Problem requirements - Repeat each entry in full, exactly.

Recorded data -
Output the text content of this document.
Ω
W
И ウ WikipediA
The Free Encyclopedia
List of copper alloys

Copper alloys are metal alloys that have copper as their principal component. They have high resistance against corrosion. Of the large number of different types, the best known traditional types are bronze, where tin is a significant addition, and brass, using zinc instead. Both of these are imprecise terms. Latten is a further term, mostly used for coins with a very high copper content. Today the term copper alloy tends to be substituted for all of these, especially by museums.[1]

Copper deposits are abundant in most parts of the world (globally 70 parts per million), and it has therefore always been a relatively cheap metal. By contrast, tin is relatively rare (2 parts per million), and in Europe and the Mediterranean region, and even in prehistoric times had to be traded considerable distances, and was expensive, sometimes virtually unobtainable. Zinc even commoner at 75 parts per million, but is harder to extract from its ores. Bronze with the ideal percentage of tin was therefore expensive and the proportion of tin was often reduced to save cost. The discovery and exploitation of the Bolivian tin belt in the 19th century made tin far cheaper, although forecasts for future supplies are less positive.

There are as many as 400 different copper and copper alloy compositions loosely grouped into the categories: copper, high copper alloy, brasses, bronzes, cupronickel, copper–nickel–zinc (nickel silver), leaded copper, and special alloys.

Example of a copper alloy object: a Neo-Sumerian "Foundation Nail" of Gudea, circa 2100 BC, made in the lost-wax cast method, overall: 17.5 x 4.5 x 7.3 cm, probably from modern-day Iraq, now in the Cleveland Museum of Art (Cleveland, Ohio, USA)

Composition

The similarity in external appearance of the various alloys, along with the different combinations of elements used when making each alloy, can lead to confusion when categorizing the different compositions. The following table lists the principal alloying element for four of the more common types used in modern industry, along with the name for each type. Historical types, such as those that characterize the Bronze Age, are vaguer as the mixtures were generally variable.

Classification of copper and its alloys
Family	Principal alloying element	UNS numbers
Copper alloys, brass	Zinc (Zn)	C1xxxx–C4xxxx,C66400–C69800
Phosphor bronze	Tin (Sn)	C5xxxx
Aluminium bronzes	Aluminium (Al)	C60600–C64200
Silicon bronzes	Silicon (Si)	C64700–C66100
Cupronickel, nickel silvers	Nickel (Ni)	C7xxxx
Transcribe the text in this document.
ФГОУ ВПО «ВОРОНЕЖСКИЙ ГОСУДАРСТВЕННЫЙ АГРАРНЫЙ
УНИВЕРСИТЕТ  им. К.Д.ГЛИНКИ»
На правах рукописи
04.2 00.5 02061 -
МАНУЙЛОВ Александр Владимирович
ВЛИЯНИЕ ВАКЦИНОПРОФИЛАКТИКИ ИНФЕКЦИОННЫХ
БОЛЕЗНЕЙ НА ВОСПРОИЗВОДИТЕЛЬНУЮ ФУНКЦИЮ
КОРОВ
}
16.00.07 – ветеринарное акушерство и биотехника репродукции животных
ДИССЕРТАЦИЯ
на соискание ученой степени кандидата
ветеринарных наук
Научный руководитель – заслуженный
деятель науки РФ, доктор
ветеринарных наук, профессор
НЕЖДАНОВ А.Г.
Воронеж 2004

Task answer -
Output the text content of this document.
Ω
W
И ウ WikipediA
The Free Encyclopedia
List of copper alloys

Copper alloys are metal alloys that have copper as their principal component. They have high resistance against corrosion. Of the large number of different types, the best known traditional types are bronze, where tin is a significant addition, and brass, using zinc instead. Both of these are imprecise terms. Latten is a further term, mostly used for coins with a very high copper content. Today the term copper alloy tends to be substituted for all of these, especially by museums.[1]

Copper deposits are abundant in most parts of the world (globally 70 parts per million), and it has therefore always been a relatively cheap metal. By contrast, tin is relatively rare (2 parts per million), and in Europe and the Mediterranean region, and even in prehistoric times had to be traded considerable distances, and was expensive, sometimes virtually unobtainable. Zinc even commoner at 75 parts per million, but is harder to extract from its ores. Bronze with the ideal percentage of tin was therefore expensive and the proportion of tin was often reduced to save cost. The discovery and exploitation of the Bolivian tin belt in the 19th century made tin far cheaper, although forecasts for future supplies are less positive.

There are as many as 400 different copper and copper alloy compositions loosely grouped into the categories: copper, high copper alloy, brasses, bronzes, cupronickel, copper–nickel–zinc (nickel silver), leaded copper, and special alloys.

Example of a copper alloy object: a Neo-Sumerian "Foundation Nail" of Gudea, circa 2100 BC, made in the lost-wax cast method, overall: 17.5 x 4.5 x 7.3 cm, probably from modern-day Iraq, now in the Cleveland Museum of Art (Cleveland, Ohio, USA)

Composition

The similarity in external appearance of the various alloys, along with the different combinations of elements used when making each alloy, can lead to confusion when categorizing the different compositions. The following table lists the principal alloying element for four of the more common types used in modern industry, along with the name for each type. Historical types, such as those that characterize the Bronze Age, are vaguer as the mixtures were generally variable.

Classification of copper and its alloys
Family	Principal alloying element	UNS numbers
Copper alloys, brass	Zinc (Zn)	C1xxxx–C4xxxx,C66400–C69800
Phosphor bronze	Tin (Sn)	C5xxxx
Aluminium bronzes	Aluminium (Al)	C60600–C64200
Silicon bronzes	Silicon (Si)	C64700–C66100
Cupronickel, nickel silvers	Nickel (Ni)	C7xxxx
Transcribe the text in this document.
ФГОУ ВПО «ВОРОНЕЖСКИЙ ГОСУДАРСТВЕННЫЙ АГРАРНЫЙ
УНИВЕРСИТЕТ  им. К.Д.ГЛИНКИ»
На правах рукописи
04.2 00.5 02061 -
МАНУЙЛОВ Александр Владимирович
ВЛИЯНИЕ ВАКЦИНОПРОФИЛАКТИКИ ИНФЕКЦИОННЫХ
БОЛЕЗНЕЙ НА ВОСПРОИЗВОДИТЕЛЬНУЮ ФУНКЦИЮ
КОРОВ
}
16.00.07 – ветеринарное акушерство и биотехника репродукции животных
ДИССЕРТАЦИЯ
на соискание ученой степени кандидата
ветеринарных наук
Научный руководитель – заслуженный
деятель науки РФ, доктор
ветеринарных наук, профессор
НЕЖДАНОВ А.Г.
Воронеж 2004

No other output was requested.